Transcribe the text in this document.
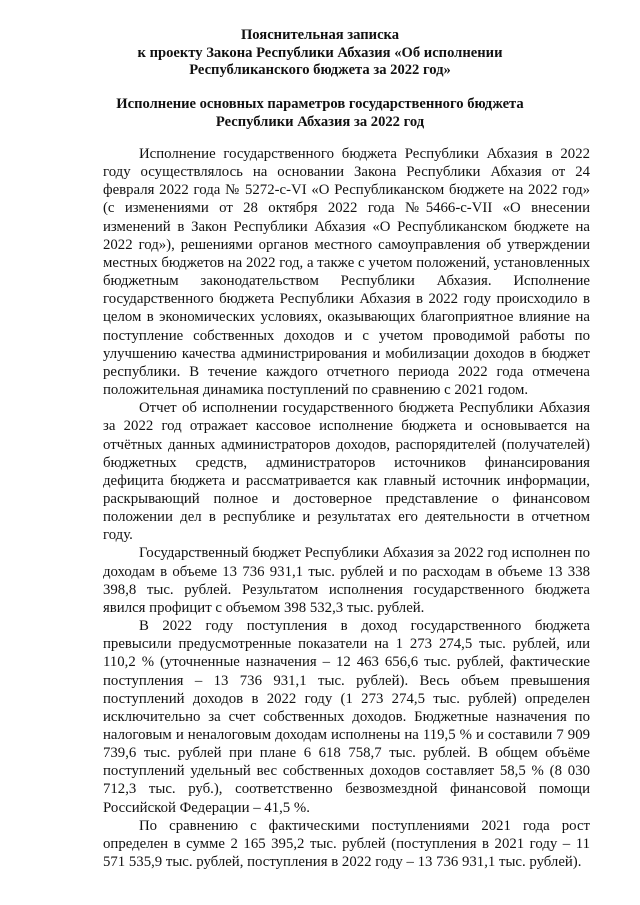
Пояснительная записка
к проекту Закона Республики Абхазия «Об исполнении
Республиканского бюджета за 2022 год»
Исполнение основных параметров государственного бюджета
Республики Абхазия за 2022 год

Исполнение государственного бюджета Республики Абхазия в 2022 году осуществлялось на основании Закона Республики Абхазия от 24 февраля 2022 года № 5272-с-VI «О Республиканском бюджете на 2022 год» (с изменениями от 28 октября 2022 года №5466-с-VII «О внесении изменений в Закон Республики Абхазия «О Республиканском бюджете на 2022 год»), решениями органов местного самоуправления об утверждении местных бюджетов на 2022 год, а также с учетом положений, установленных бюджетным законодательством Республики Абхазия. Исполнение государственного бюджета Республики Абхазия в 2022 году происходило в целом в экономических условиях, оказывающих благоприятное влияние на поступление собственных доходов и с учетом проводимой работы по улучшению качества администрирования и мобилизации доходов в бюджет республики. В течение каждого отчетного периода 2022 года отмечена положительная динамика поступлений по сравнению с 2021 годом.

Отчет об исполнении государственного бюджета Республики Абхазия за 2022 год отражает кассовое исполнение бюджета и основывается на отчётных данных администраторов доходов, распорядителей (получателей) бюджетных средств, администраторов источников финансирования дефицита бюджета и рассматривается как главный источник информации, раскрывающий полное и достоверное представление о финансовом положении дел в республике и результатах его деятельности в отчетном году.

Государственный бюджет Республики Абхазия за 2022 год исполнен по доходам в объеме 13 736 931,1 тыс. рублей и по расходам в объеме 13 338 398,8 тыс. рублей. Результатом исполнения государственного бюджета явился профицит с объемом 398 532,3 тыс. рублей.

В 2022 году поступления в доход государственного бюджета превысили предусмотренные показатели на 1 273 274,5 тыс. рублей, или 110,2 % (уточненные назначения – 12 463 656,6 тыс. рублей, фактические поступления – 13 736 931,1 тыс. рублей). Весь объем превышения поступлений доходов в 2022 году (1 273 274,5 тыс. рублей) определен исключительно за счет собственных доходов. Бюджетные назначения по налоговым и неналоговым доходам исполнены на 119,5 % и составили 7 909 739,6 тыс. рублей при плане 6 618 758,7 тыс. рублей. В общем объёме поступлений удельный вес собственных доходов составляет 58,5 % (8 030 712,3 тыс. руб.), соответственно безвозмездной финансовой помощи Российской Федерации – 41,5 %.

По сравнению с фактическими поступлениями 2021 года рост определен в сумме 2 165 395,2 тыс. рублей (поступления в 2021 году – 11 571 535,9 тыс. рублей, поступления в 2022 году – 13 736 931,1 тыс. рублей).
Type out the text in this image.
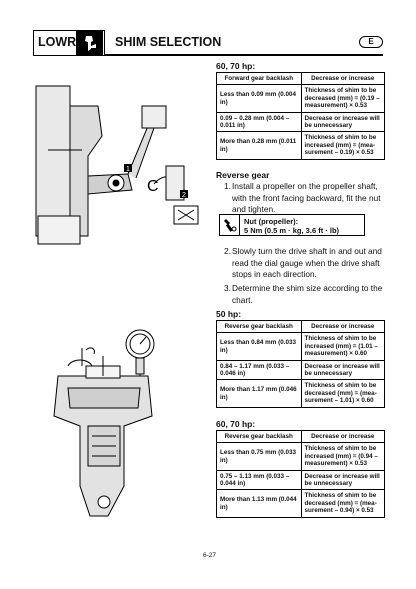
LOWR	SHIM SELECTION	E
C
1
2
60, 70 hp:
Forward gear backlash	Decrease or increase
Less than 0.09 mm (0.004 in)	Thickness of shim to be decreased (mm) = (0.19 – measurement) × 0.53
0.09 – 0.28 mm (0.004 – 0.011 in)	Decrease or increase will be unnecessary
More than 0.28 mm (0.011 in)	Thickness of shim to be increased (mm) = (mea-surement – 0.19) × 0.53
Reverse gear
1. Install a propeller on the propeller shaft, with the front facing backward, fit the nut and tighten.
Nut (propeller):
5 Nm (0.5 m · kg, 3.6 ft · lb)
2. Slowly turn the drive shaft in and out and read the dial gauge when the drive shaft stops in each direction.
3. Determine the shim size according to the chart.
50 hp:
Reverse gear backlash	Decrease or increase
Less than 0.84 mm (0.033 in)	Thickness of shim to be increased (mm) = (1.01 – measurement) × 0.60
0.84 – 1.17 mm (0.033 – 0.046 in)	Decrease or increase will be unnecessary
More than 1.17 mm (0.046 in)	Thickness of shim to be decreased (mm) = (mea-surement – 1.01) × 0.60
60, 70 hp:
Reverse gear backlash	Decrease or increase
Less than 0.75 mm (0.033 in)	Thickness of shim to be increased (mm) = (0.94 – measurement) × 0.53
0.75 – 1.13 mm (0.033 – 0.044 in)	Decrease or increase will be unnecessary
More than 1.13 mm (0.044 in)	Thickness of shim to be decreased (mm) = (mea-surement – 0.94) × 0.53
6-27
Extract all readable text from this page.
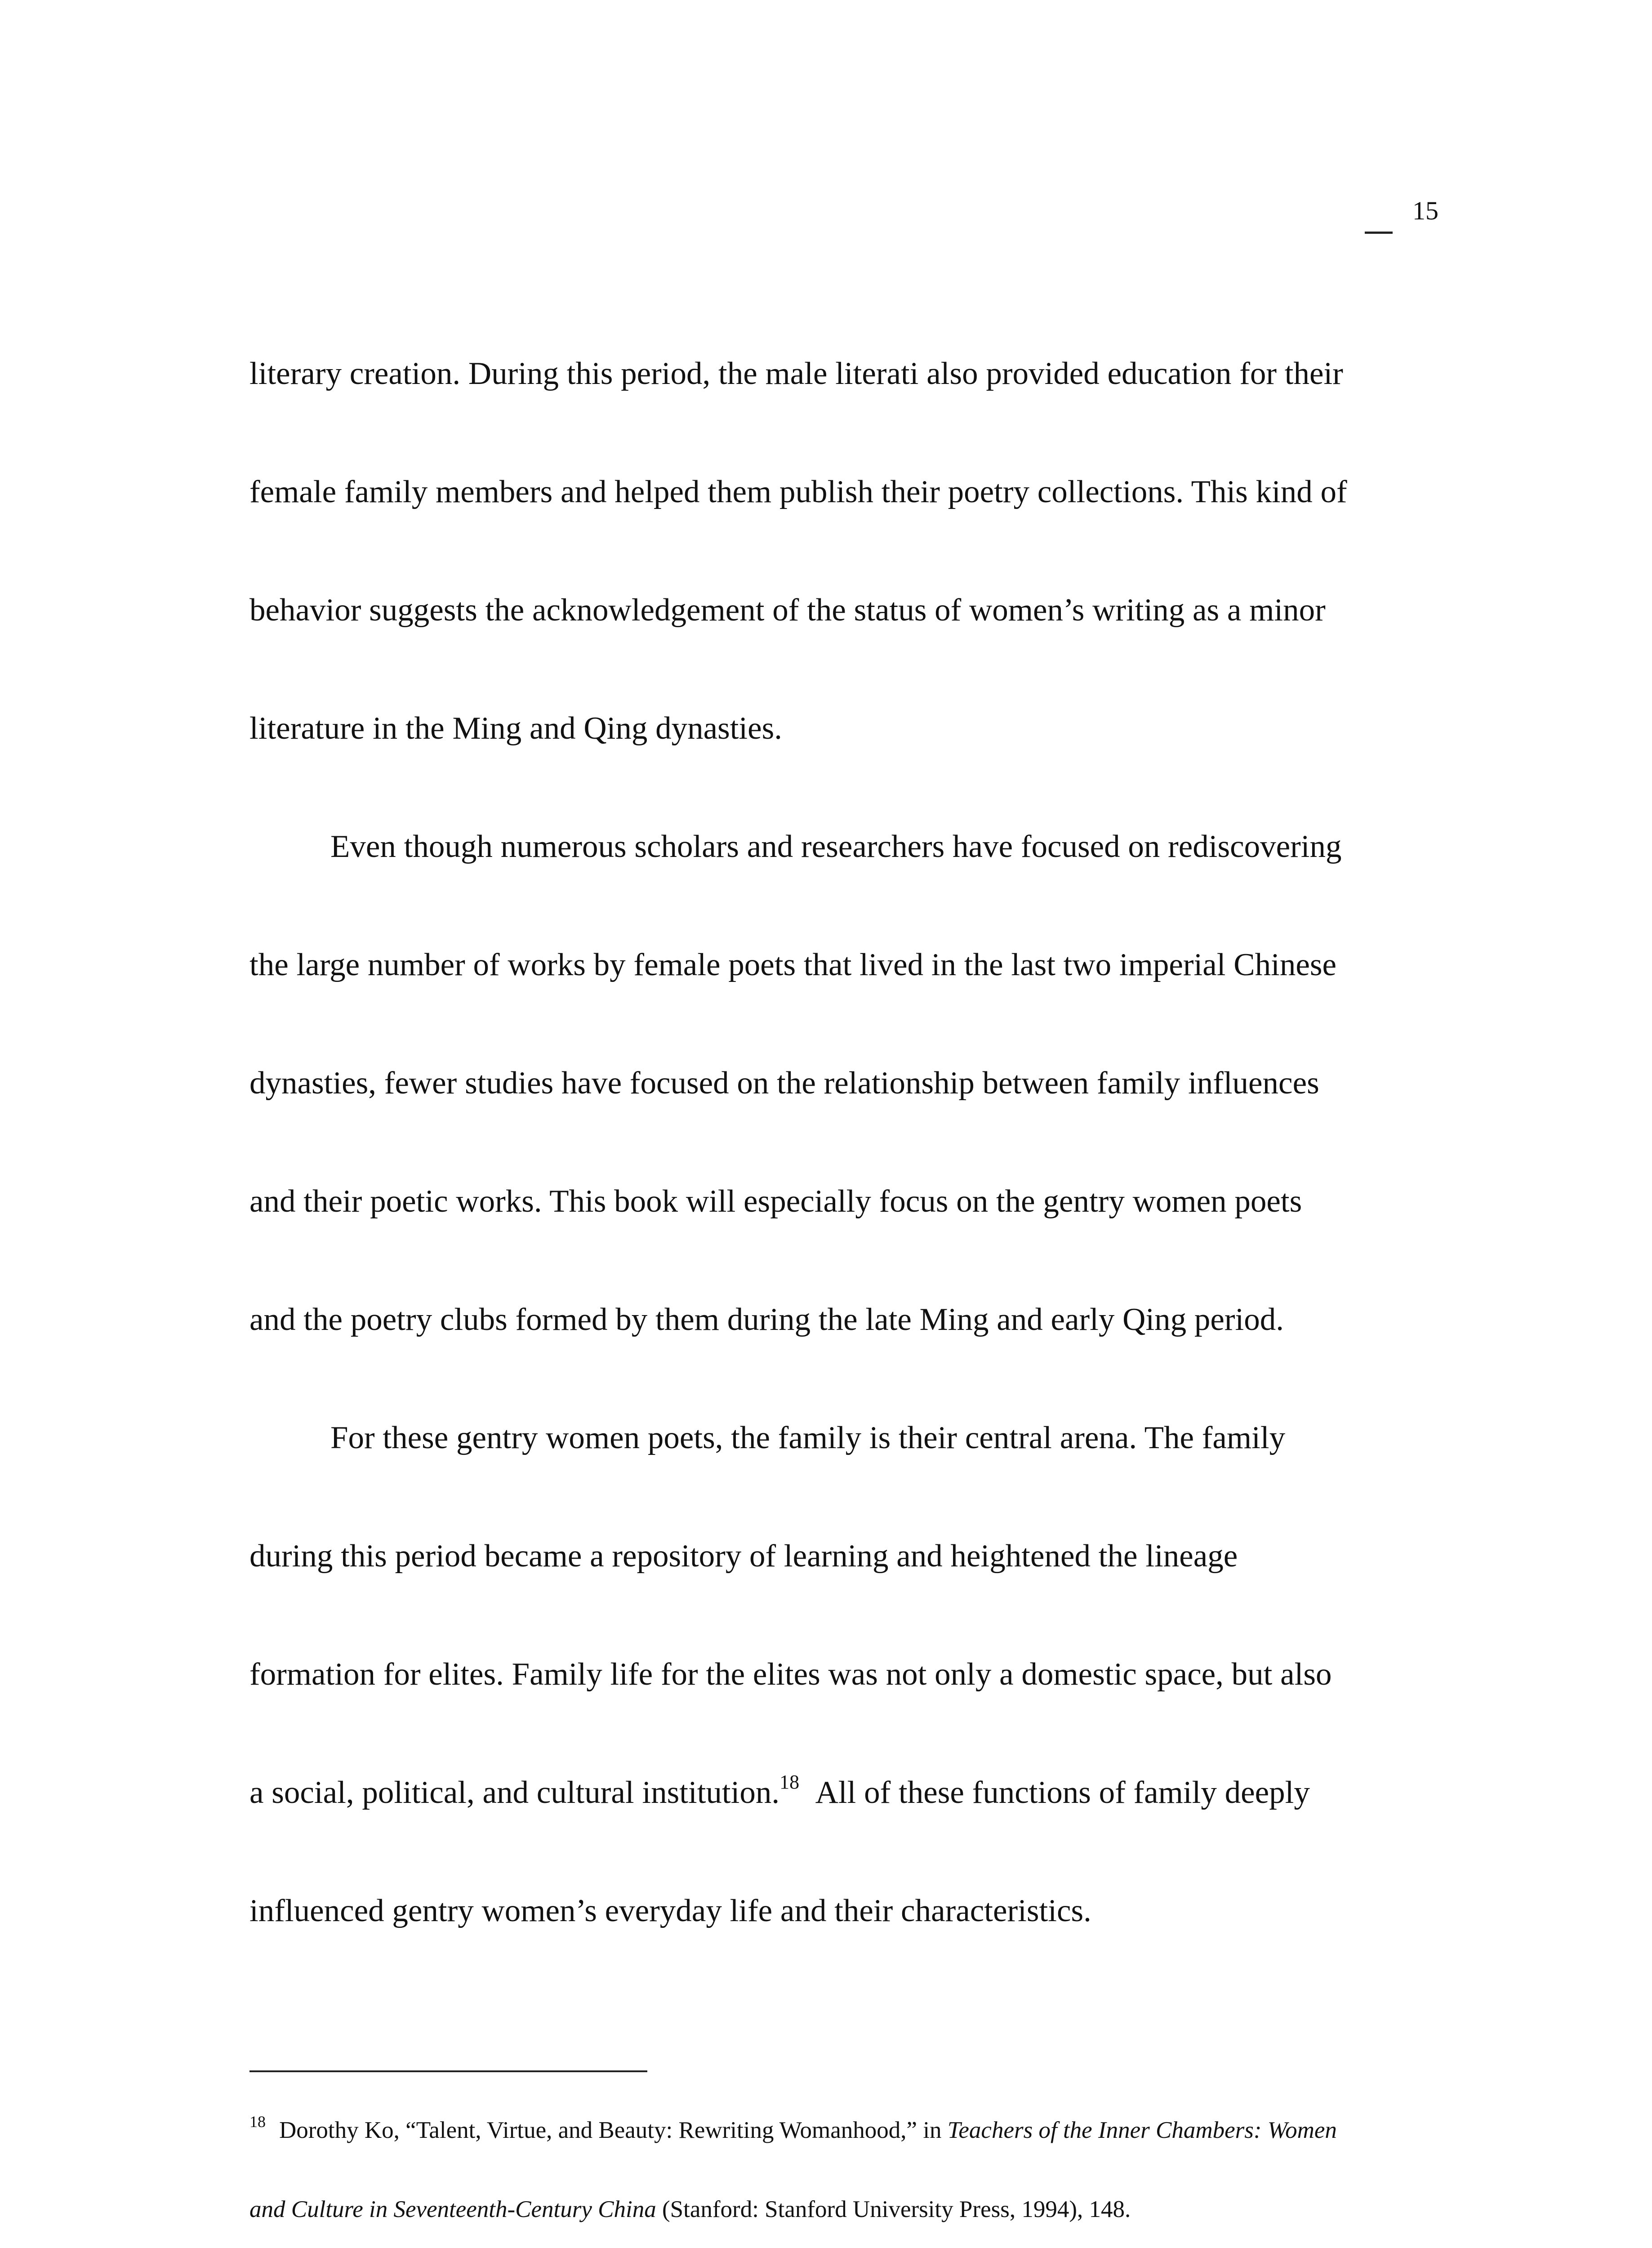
15
literary creation. During this period, the male literati also provided education for their
female family members and helped them publish their poetry collections. This kind of
behavior suggests the acknowledgement of the status of women’s writing as a minor
literature in the Ming and Qing dynasties.
Even though numerous scholars and researchers have focused on rediscovering
the large number of works by female poets that lived in the last two imperial Chinese
dynasties, fewer studies have focused on the relationship between family influences
and their poetic works. This book will especially focus on the gentry women poets
and the poetry clubs formed by them during the late Ming and early Qing period.
For these gentry women poets, the family is their central arena. The family
during this period became a repository of learning and heightened the lineage
formation for elites. Family life for the elites was not only a domestic space, but also
a social, political, and cultural institution.$^{18}$ All of these functions of family deeply
influenced gentry women’s everyday life and their characteristics.
$^{18}$ Dorothy Ko, “Talent, Virtue, and Beauty: Rewriting Womanhood,” in Teachers of the Inner Chambers: Women
and Culture in Seventeenth-Century China (Stanford: Stanford University Press, 1994), 148.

▶ [WHAT IS BEING ASKED]: Report every line containing the word "Абхазия" from the listing above.

▶ [WORKED SOLUTION]:
к проекту Закона Республики Абхазия «Об исполнении
Республики Абхазия за 2022 год
Исполнение государственного бюджета Республики Абхазия в 2022 году осуществлялось на основании Закона Республики Абхазия от 24 февраля 2022 года № 5272-с-VI «О Республиканском бюджете на 2022 год» (с изменениями от 28 октября 2022 года №5466-с-VII «О внесении изменений в Закон Республики Абхазия «О Республиканском бюджете на 2022 год»), решениями органов местного самоуправления об утверждении местных бюджетов на 2022 год, а также с учетом положений, установленных бюджетным законодательством Республики Абхазия. Исполнение государственного бюджета Республики Абхазия в 2022 году происходило в целом в экономических условиях, оказывающих благоприятное влияние на поступление собственных доходов и с учетом проводимой работы по улучшению качества администрирования и мобилизации доходов в бюджет республики. В течение каждого отчетного периода 2022 года отмечена положительная динамика поступлений по сравнению с 2021 годом.
Отчет об исполнении государственного бюджета Республики Абхазия за 2022 год отражает кассовое исполнение бюджета и основывается на отчётных данных администраторов доходов, распорядителей (получателей) бюджетных средств, администраторов источников финансирования дефицита бюджета и рассматривается как главный источник информации, раскрывающий полное и достоверное представление о финансовом положении дел в республике и результатах его деятельности в отчетном году.
Государственный бюджет Республики Абхазия за 2022 год исполнен по доходам в объеме 13 736 931,1 тыс. рублей и по расходам в объеме 13 338 398,8 тыс. рублей. Результатом исполнения государственного бюджета явился профицит с объемом 398 532,3 тыс. рублей.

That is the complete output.